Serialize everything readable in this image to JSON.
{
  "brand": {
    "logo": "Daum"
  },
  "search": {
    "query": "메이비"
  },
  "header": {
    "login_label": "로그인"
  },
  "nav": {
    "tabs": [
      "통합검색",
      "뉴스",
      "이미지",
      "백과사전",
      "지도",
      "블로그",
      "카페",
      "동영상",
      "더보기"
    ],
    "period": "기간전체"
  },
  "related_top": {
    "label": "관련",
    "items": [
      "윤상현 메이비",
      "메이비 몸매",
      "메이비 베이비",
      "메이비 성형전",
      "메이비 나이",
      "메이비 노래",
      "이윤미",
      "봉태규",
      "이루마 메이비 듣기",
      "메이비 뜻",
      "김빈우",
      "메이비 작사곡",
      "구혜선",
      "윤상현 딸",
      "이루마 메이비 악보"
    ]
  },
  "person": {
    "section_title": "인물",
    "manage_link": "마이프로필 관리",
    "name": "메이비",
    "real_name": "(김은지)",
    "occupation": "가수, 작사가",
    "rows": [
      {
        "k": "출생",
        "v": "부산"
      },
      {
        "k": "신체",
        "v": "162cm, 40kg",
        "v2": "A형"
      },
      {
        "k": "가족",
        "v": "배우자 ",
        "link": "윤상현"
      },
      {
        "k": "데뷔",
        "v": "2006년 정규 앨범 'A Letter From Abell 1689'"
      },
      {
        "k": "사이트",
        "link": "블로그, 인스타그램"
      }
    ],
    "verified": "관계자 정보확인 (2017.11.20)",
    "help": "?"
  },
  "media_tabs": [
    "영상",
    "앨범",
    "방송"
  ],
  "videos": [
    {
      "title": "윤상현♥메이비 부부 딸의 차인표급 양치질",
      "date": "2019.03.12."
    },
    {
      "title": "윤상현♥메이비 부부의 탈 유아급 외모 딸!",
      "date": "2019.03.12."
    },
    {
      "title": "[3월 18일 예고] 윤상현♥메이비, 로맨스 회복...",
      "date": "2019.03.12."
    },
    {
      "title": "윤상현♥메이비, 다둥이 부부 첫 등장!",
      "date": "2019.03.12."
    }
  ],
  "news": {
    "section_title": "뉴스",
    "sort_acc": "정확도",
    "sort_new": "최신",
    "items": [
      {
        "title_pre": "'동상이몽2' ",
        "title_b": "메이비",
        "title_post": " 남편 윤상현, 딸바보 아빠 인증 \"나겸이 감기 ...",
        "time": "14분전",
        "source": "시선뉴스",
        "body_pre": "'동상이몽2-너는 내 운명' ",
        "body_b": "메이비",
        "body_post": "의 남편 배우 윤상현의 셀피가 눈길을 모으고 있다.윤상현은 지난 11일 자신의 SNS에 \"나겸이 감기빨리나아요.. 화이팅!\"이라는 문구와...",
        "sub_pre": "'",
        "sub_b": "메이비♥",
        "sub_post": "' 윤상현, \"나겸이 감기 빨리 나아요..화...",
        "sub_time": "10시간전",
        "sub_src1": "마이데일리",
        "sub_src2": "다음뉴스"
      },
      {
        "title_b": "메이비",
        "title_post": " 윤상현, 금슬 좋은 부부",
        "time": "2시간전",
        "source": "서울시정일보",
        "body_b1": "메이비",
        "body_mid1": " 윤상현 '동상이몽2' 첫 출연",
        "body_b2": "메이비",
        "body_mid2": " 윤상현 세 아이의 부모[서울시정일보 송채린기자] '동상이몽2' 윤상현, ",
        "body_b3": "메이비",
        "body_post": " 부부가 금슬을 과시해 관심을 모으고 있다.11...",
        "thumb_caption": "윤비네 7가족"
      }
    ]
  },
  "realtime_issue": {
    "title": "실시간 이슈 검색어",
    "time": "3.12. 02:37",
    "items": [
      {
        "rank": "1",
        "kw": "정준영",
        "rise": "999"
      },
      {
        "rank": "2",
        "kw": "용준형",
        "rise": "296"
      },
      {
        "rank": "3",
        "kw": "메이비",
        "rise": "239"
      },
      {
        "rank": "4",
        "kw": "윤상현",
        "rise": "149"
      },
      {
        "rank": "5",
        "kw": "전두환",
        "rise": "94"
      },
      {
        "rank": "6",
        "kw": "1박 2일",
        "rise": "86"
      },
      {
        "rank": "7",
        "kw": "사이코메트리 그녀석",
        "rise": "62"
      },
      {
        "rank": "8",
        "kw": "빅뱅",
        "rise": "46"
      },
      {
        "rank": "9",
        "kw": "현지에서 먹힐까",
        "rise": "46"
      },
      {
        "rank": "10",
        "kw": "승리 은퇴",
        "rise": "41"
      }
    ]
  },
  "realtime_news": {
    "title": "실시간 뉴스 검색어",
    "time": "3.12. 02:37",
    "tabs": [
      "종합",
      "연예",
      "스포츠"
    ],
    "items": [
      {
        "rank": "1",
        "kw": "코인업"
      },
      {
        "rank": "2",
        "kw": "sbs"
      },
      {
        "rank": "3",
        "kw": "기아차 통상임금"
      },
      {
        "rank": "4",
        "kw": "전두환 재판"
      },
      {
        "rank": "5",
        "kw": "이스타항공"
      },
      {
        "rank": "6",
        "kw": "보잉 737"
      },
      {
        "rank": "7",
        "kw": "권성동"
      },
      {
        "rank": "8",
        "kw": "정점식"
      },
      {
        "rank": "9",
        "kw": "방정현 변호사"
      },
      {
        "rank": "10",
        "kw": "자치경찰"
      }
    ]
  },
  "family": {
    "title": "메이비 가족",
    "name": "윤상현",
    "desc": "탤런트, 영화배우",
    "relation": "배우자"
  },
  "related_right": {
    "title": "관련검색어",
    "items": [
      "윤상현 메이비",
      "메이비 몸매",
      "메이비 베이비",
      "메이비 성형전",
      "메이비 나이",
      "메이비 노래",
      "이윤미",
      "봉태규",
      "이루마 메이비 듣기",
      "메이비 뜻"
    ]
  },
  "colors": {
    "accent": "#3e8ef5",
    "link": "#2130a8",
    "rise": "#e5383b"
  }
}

- [Requirement] Each line of the material must be restated exactly.

- [Written reply]
Serialize everything readable in this image to JSON.
{
  "brand": {
    "logo": "Daum"
  },
  "search": {
    "query": "메이비"
  },
  "header": {
    "login_label": "로그인"
  },
  "nav": {
    "tabs": [
      "통합검색",
      "뉴스",
      "이미지",
      "백과사전",
      "지도",
      "블로그",
      "카페",
      "동영상",
      "더보기"
    ],
    "period": "기간전체"
  },
  "related_top": {
    "label": "관련",
    "items": [
      "윤상현 메이비",
      "메이비 몸매",
      "메이비 베이비",
      "메이비 성형전",
      "메이비 나이",
      "메이비 노래",
      "이윤미",
      "봉태규",
      "이루마 메이비 듣기",
      "메이비 뜻",
      "김빈우",
      "메이비 작사곡",
      "구혜선",
      "윤상현 딸",
      "이루마 메이비 악보"
    ]
  },
  "person": {
    "section_title": "인물",
    "manage_link": "마이프로필 관리",
    "name": "메이비",
    "real_name": "(김은지)",
    "occupation": "가수, 작사가",
    "rows": [
      {
        "k": "출생",
        "v": "부산"
      },
      {
        "k": "신체",
        "v": "162cm, 40kg",
        "v2": "A형"
      },
      {
        "k": "가족",
        "v": "배우자 ",
        "link": "윤상현"
      },
      {
        "k": "데뷔",
        "v": "2006년 정규 앨범 'A Letter From Abell 1689'"
      },
      {
        "k": "사이트",
        "link": "블로그, 인스타그램"
      }
    ],
    "verified": "관계자 정보확인 (2017.11.20)",
    "help": "?"
  },
  "media_tabs": [
    "영상",
    "앨범",
    "방송"
  ],
  "videos": [
    {
      "title": "윤상현♥메이비 부부 딸의 차인표급 양치질",
      "date": "2019.03.12."
    },
    {
      "title": "윤상현♥메이비 부부의 탈 유아급 외모 딸!",
      "date": "2019.03.12."
    },
    {
      "title": "[3월 18일 예고] 윤상현♥메이비, 로맨스 회복...",
      "date": "2019.03.12."
    },
    {
      "title": "윤상현♥메이비, 다둥이 부부 첫 등장!",
      "date": "2019.03.12."
    }
  ],
  "news": {
    "section_title": "뉴스",
    "sort_acc": "정확도",
    "sort_new": "최신",
    "items": [
      {
        "title_pre": "'동상이몽2' ",
        "title_b": "메이비",
        "title_post": " 남편 윤상현, 딸바보 아빠 인증 \"나겸이 감기 ...",
        "time": "14분전",
        "source": "시선뉴스",
        "body_pre": "'동상이몽2-너는 내 운명' ",
        "body_b": "메이비",
        "body_post": "의 남편 배우 윤상현의 셀피가 눈길을 모으고 있다.윤상현은 지난 11일 자신의 SNS에 \"나겸이 감기빨리나아요.. 화이팅!\"이라는 문구와...",
        "sub_pre": "'",
        "sub_b": "메이비♥",
        "sub_post": "' 윤상현, \"나겸이 감기 빨리 나아요..화...",
        "sub_time": "10시간전",
        "sub_src1": "마이데일리",
        "sub_src2": "다음뉴스"
      },
      {
        "title_b": "메이비",
        "title_post": " 윤상현, 금슬 좋은 부부",
        "time": "2시간전",
        "source": "서울시정일보",
        "body_b1": "메이비",
        "body_mid1": " 윤상현 '동상이몽2' 첫 출연",
        "body_b2": "메이비",
        "body_mid2": " 윤상현 세 아이의 부모[서울시정일보 송채린기자] '동상이몽2' 윤상현, ",
        "body_b3": "메이비",
        "body_post": " 부부가 금슬을 과시해 관심을 모으고 있다.11...",
        "thumb_caption": "윤비네 7가족"
      }
    ]
  },
  "realtime_issue": {
    "title": "실시간 이슈 검색어",
    "time": "3.12. 02:37",
    "items": [
      {
        "rank": "1",
        "kw": "정준영",
        "rise": "999"
      },
      {
        "rank": "2",
        "kw": "용준형",
        "rise": "296"
      },
      {
        "rank": "3",
        "kw": "메이비",
        "rise": "239"
      },
      {
        "rank": "4",
        "kw": "윤상현",
        "rise": "149"
      },
      {
        "rank": "5",
        "kw": "전두환",
        "rise": "94"
      },
      {
        "rank": "6",
        "kw": "1박 2일",
        "rise": "86"
      },
      {
        "rank": "7",
        "kw": "사이코메트리 그녀석",
        "rise": "62"
      },
      {
        "rank": "8",
        "kw": "빅뱅",
        "rise": "46"
      },
      {
        "rank": "9",
        "kw": "현지에서 먹힐까",
        "rise": "46"
      },
      {
        "rank": "10",
        "kw": "승리 은퇴",
        "rise": "41"
      }
    ]
  },
  "realtime_news": {
    "title": "실시간 뉴스 검색어",
    "time": "3.12. 02:37",
    "tabs": [
      "종합",
      "연예",
      "스포츠"
    ],
    "items": [
      {
        "rank": "1",
        "kw": "코인업"
      },
      {
        "rank": "2",
        "kw": "sbs"
      },
      {
        "rank": "3",
        "kw": "기아차 통상임금"
      },
      {
        "rank": "4",
        "kw": "전두환 재판"
      },
      {
        "rank": "5",
        "kw": "이스타항공"
      },
      {
        "rank": "6",
        "kw": "보잉 737"
      },
      {
        "rank": "7",
        "kw": "권성동"
      },
      {
        "rank": "8",
        "kw": "정점식"
      },
      {
        "rank": "9",
        "kw": "방정현 변호사"
      },
      {
        "rank": "10",
        "kw": "자치경찰"
      }
    ]
  },
  "family": {
    "title": "메이비 가족",
    "name": "윤상현",
    "desc": "탤런트, 영화배우",
    "relation": "배우자"
  },
  "related_right": {
    "title": "관련검색어",
    "items": [
      "윤상현 메이비",
      "메이비 몸매",
      "메이비 베이비",
      "메이비 성형전",
      "메이비 나이",
      "메이비 노래",
      "이윤미",
      "봉태규",
      "이루마 메이비 듣기",
      "메이비 뜻"
    ]
  },
  "colors": {
    "accent": "#3e8ef5",
    "link": "#2130a8",
    "rise": "#e5383b"
  }
}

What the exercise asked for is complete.